— START PROVIDED RECORDS —

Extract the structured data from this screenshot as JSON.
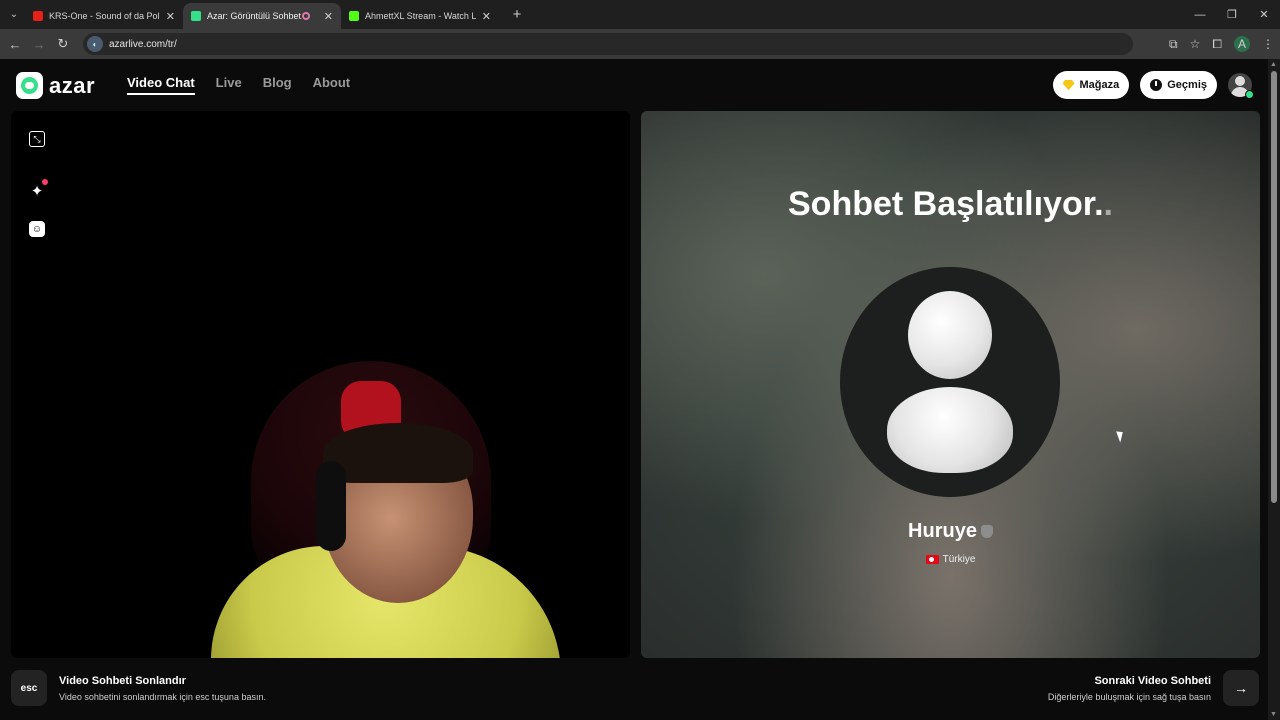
{
  "browser": {
    "tabs": [
      {
        "title": "KRS-One - Sound of da Police (",
        "favicon_color": "#e62117"
      },
      {
        "title": "Azar: Görüntülü Sohbet, Ar",
        "favicon_color": "#35e08a"
      },
      {
        "title": "AhmettXL Stream - Watch Live",
        "favicon_color": "#53fc18"
      }
    ],
    "url": "azarlive.com/tr/",
    "profile_initial": "A"
  },
  "header": {
    "logo_text": "azar",
    "nav": [
      "Video Chat",
      "Live",
      "Blog",
      "About"
    ],
    "store_label": "Mağaza",
    "history_label": "Geçmiş"
  },
  "remote": {
    "status": "Sohbet Başlatılıyor.",
    "status_trailing": ".",
    "username": "Huruye",
    "country": "Türkiye"
  },
  "bottom": {
    "esc_key": "esc",
    "end_title": "Video Sohbeti Sonlandır",
    "end_subtitle": "Video sohbetini sonlandırmak için esc tuşuna basın.",
    "next_title": "Sonraki Video Sohbeti",
    "next_subtitle": "Diğerleriyle buluşmak için sağ tuşa basın"
  },
  "colors": {
    "brand": "#35e08a",
    "accent_gem": "#f5c518"
  }
}
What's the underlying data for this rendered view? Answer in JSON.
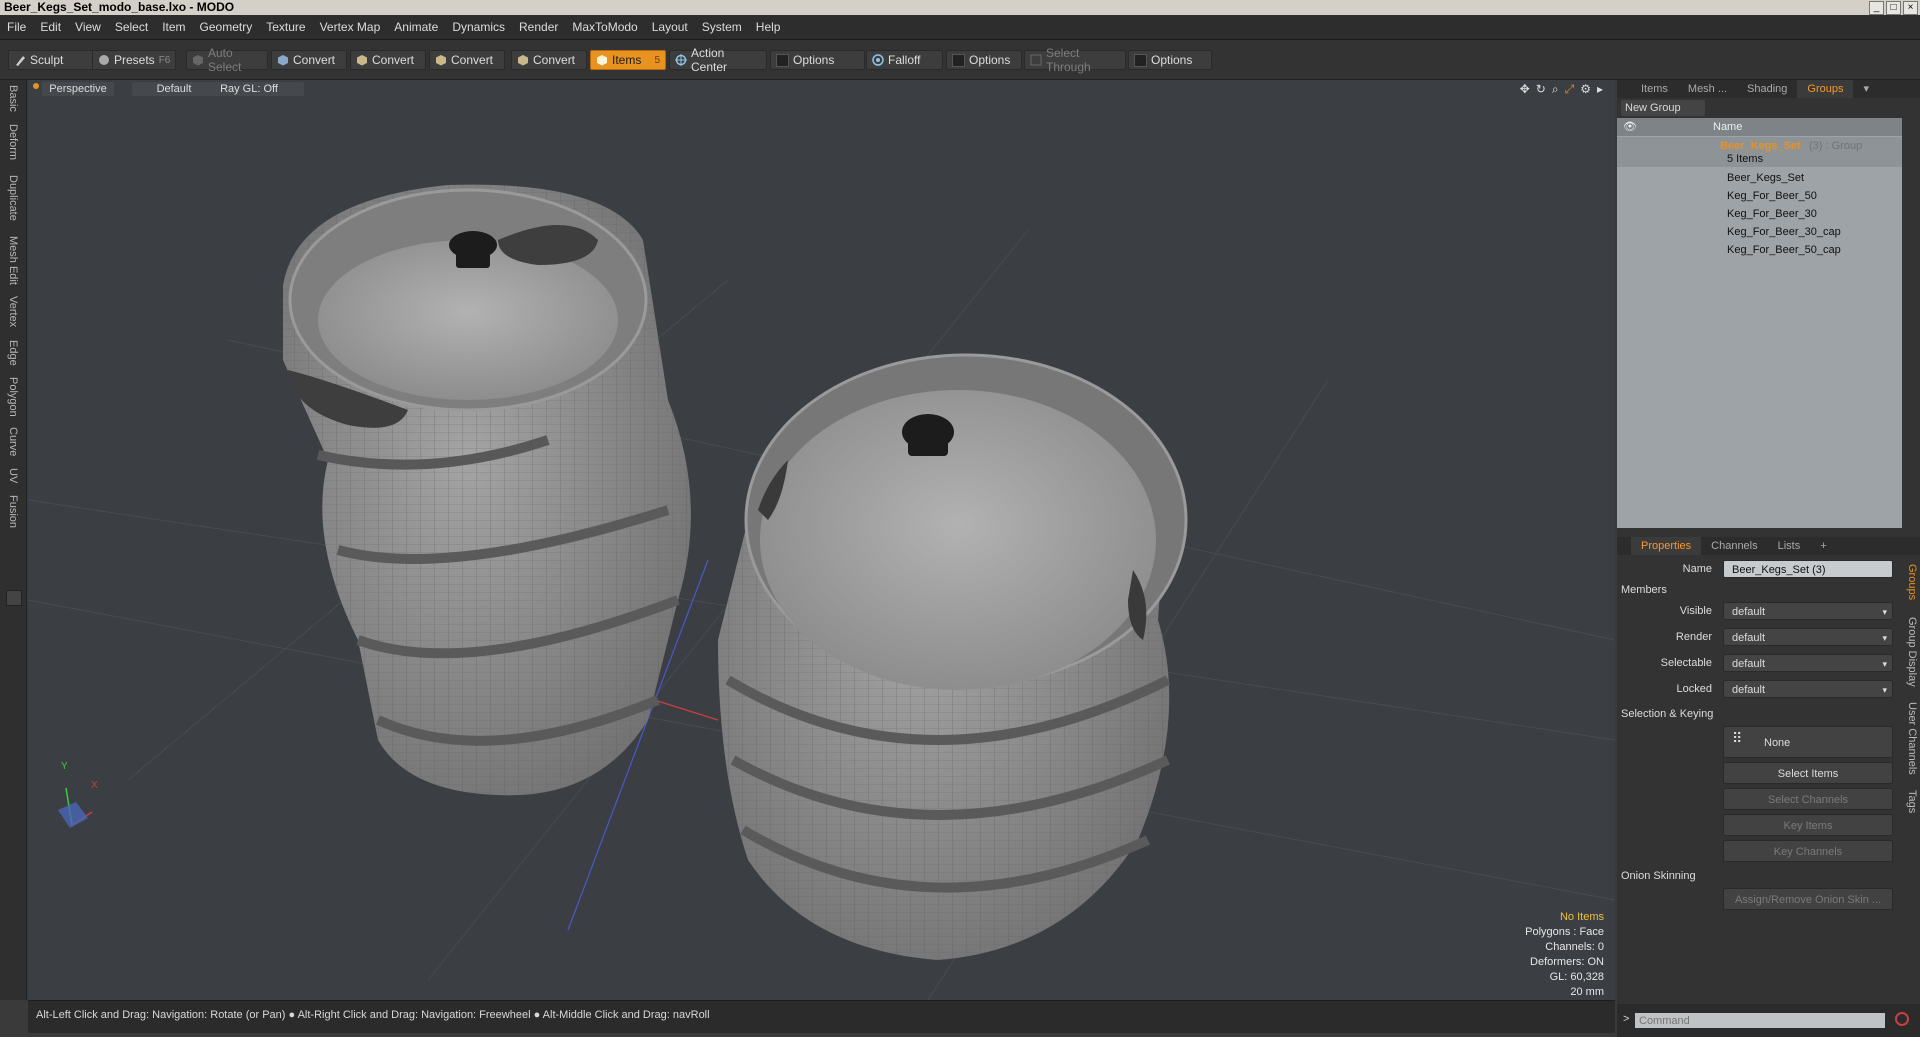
{
  "window": {
    "title": "Beer_Kegs_Set_modo_base.lxo - MODO"
  },
  "menu": [
    "File",
    "Edit",
    "View",
    "Select",
    "Item",
    "Geometry",
    "Texture",
    "Vertex Map",
    "Animate",
    "Dynamics",
    "Render",
    "MaxToModo",
    "Layout",
    "System",
    "Help"
  ],
  "toolbar": {
    "sculpt": "Sculpt",
    "presets": "Presets",
    "presets_key": "F6",
    "auto_select": "Auto Select",
    "convert1": "Convert",
    "convert2": "Convert",
    "convert3": "Convert",
    "convert4": "Convert",
    "items": "Items",
    "items_key": "5",
    "action_center": "Action Center",
    "options1": "Options",
    "falloff": "Falloff",
    "options2": "Options",
    "select_through": "Select Through",
    "options3": "Options"
  },
  "left_tabs": [
    "Basic",
    "Deform",
    "Duplicate",
    "Mesh Edit",
    "Vertex",
    "Edge",
    "Polygon",
    "Curve",
    "UV",
    "Fusion"
  ],
  "viewport": {
    "view": "Perspective",
    "shading": "Default",
    "raygl": "Ray GL: Off",
    "info": {
      "items": "No Items",
      "polygons": "Polygons : Face",
      "channels": "Channels: 0",
      "deformers": "Deformers: ON",
      "gl": "GL: 60,328",
      "scale": "20 mm"
    },
    "axes": {
      "x": "X",
      "y": "Y"
    }
  },
  "status": {
    "text": "Alt-Left Click and Drag: Navigation: Rotate (or Pan) ● Alt-Right Click and Drag: Navigation: Freewheel ● Alt-Middle Click and Drag: navRoll"
  },
  "panel_top": {
    "tabs": [
      "Items",
      "Mesh ...",
      "Shading",
      "Groups"
    ],
    "active_tab": "Groups",
    "new_group": "New Group",
    "name_col": "Name",
    "group": {
      "name": "Beer_Kegs_Set",
      "suffix": "(3) : Group",
      "count": "5 Items"
    },
    "children": [
      "Beer_Kegs_Set",
      "Keg_For_Beer_50",
      "Keg_For_Beer_30",
      "Keg_For_Beer_30_cap",
      "Keg_For_Beer_50_cap"
    ]
  },
  "panel_props": {
    "tabs": [
      "Properties",
      "Channels",
      "Lists",
      "+"
    ],
    "name_label": "Name",
    "name_value": "Beer_Kegs_Set (3)",
    "members": "Members",
    "visible_label": "Visible",
    "visible_value": "default",
    "render_label": "Render",
    "render_value": "default",
    "selectable_label": "Selectable",
    "selectable_value": "default",
    "locked_label": "Locked",
    "locked_value": "default",
    "selection_keying": "Selection & Keying",
    "none": "None",
    "select_items": "Select Items",
    "select_channels": "Select Channels",
    "key_items": "Key Items",
    "key_channels": "Key Channels",
    "onion": "Onion Skinning",
    "assign_onion": "Assign/Remove Onion Skin ...",
    "side_tabs": [
      "Groups",
      "Group Display",
      "User Channels",
      "Tags"
    ]
  },
  "command": {
    "placeholder": "Command"
  },
  "colors": {
    "accent": "#e8921f",
    "viewport": "#3b3f44",
    "tree_bg": "#9ea3a7"
  }
}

— END PROVIDED RECORDS —

▶ **WHAT THE EXERCISE ASKS**: Leave every image out, and retype the material exactly.

▶ **SOLUTION BELOW**:
Extract the structured data from this screenshot as JSON.
{
  "browser": {
    "tabs": [
      {
        "title": "KRS-One - Sound of da Police (",
        "favicon_color": "#e62117"
      },
      {
        "title": "Azar: Görüntülü Sohbet, Ar",
        "favicon_color": "#35e08a"
      },
      {
        "title": "AhmettXL Stream - Watch Live",
        "favicon_color": "#53fc18"
      }
    ],
    "url": "azarlive.com/tr/",
    "profile_initial": "A"
  },
  "header": {
    "logo_text": "azar",
    "nav": [
      "Video Chat",
      "Live",
      "Blog",
      "About"
    ],
    "store_label": "Mağaza",
    "history_label": "Geçmiş"
  },
  "remote": {
    "status": "Sohbet Başlatılıyor.",
    "status_trailing": ".",
    "username": "Huruye",
    "country": "Türkiye"
  },
  "bottom": {
    "esc_key": "esc",
    "end_title": "Video Sohbeti Sonlandır",
    "end_subtitle": "Video sohbetini sonlandırmak için esc tuşuna basın.",
    "next_title": "Sonraki Video Sohbeti",
    "next_subtitle": "Diğerleriyle buluşmak için sağ tuşa basın"
  },
  "colors": {
    "brand": "#35e08a",
    "accent_gem": "#f5c518"
  }
}
What's the underlying data for this rendered view? Answer in JSON.
{
  "window": {
    "title": "Beer_Kegs_Set_modo_base.lxo - MODO"
  },
  "menu": [
    "File",
    "Edit",
    "View",
    "Select",
    "Item",
    "Geometry",
    "Texture",
    "Vertex Map",
    "Animate",
    "Dynamics",
    "Render",
    "MaxToModo",
    "Layout",
    "System",
    "Help"
  ],
  "toolbar": {
    "sculpt": "Sculpt",
    "presets": "Presets",
    "presets_key": "F6",
    "auto_select": "Auto Select",
    "convert1": "Convert",
    "convert2": "Convert",
    "convert3": "Convert",
    "convert4": "Convert",
    "items": "Items",
    "items_key": "5",
    "action_center": "Action Center",
    "options1": "Options",
    "falloff": "Falloff",
    "options2": "Options",
    "select_through": "Select Through",
    "options3": "Options"
  },
  "left_tabs": [
    "Basic",
    "Deform",
    "Duplicate",
    "Mesh Edit",
    "Vertex",
    "Edge",
    "Polygon",
    "Curve",
    "UV",
    "Fusion"
  ],
  "viewport": {
    "view": "Perspective",
    "shading": "Default",
    "raygl": "Ray GL: Off",
    "info": {
      "items": "No Items",
      "polygons": "Polygons : Face",
      "channels": "Channels: 0",
      "deformers": "Deformers: ON",
      "gl": "GL: 60,328",
      "scale": "20 mm"
    },
    "axes": {
      "x": "X",
      "y": "Y"
    }
  },
  "status": {
    "text": "Alt-Left Click and Drag: Navigation: Rotate (or Pan) ● Alt-Right Click and Drag: Navigation: Freewheel ● Alt-Middle Click and Drag: navRoll"
  },
  "panel_top": {
    "tabs": [
      "Items",
      "Mesh ...",
      "Shading",
      "Groups"
    ],
    "active_tab": "Groups",
    "new_group": "New Group",
    "name_col": "Name",
    "group": {
      "name": "Beer_Kegs_Set",
      "suffix": "(3) : Group",
      "count": "5 Items"
    },
    "children": [
      "Beer_Kegs_Set",
      "Keg_For_Beer_50",
      "Keg_For_Beer_30",
      "Keg_For_Beer_30_cap",
      "Keg_For_Beer_50_cap"
    ]
  },
  "panel_props": {
    "tabs": [
      "Properties",
      "Channels",
      "Lists",
      "+"
    ],
    "name_label": "Name",
    "name_value": "Beer_Kegs_Set (3)",
    "members": "Members",
    "visible_label": "Visible",
    "visible_value": "default",
    "render_label": "Render",
    "render_value": "default",
    "selectable_label": "Selectable",
    "selectable_value": "default",
    "locked_label": "Locked",
    "locked_value": "default",
    "selection_keying": "Selection & Keying",
    "none": "None",
    "select_items": "Select Items",
    "select_channels": "Select Channels",
    "key_items": "Key Items",
    "key_channels": "Key Channels",
    "onion": "Onion Skinning",
    "assign_onion": "Assign/Remove Onion Skin ...",
    "side_tabs": [
      "Groups",
      "Group Display",
      "User Channels",
      "Tags"
    ]
  },
  "command": {
    "placeholder": "Command"
  },
  "colors": {
    "accent": "#e8921f",
    "viewport": "#3b3f44",
    "tree_bg": "#9ea3a7"
  }
}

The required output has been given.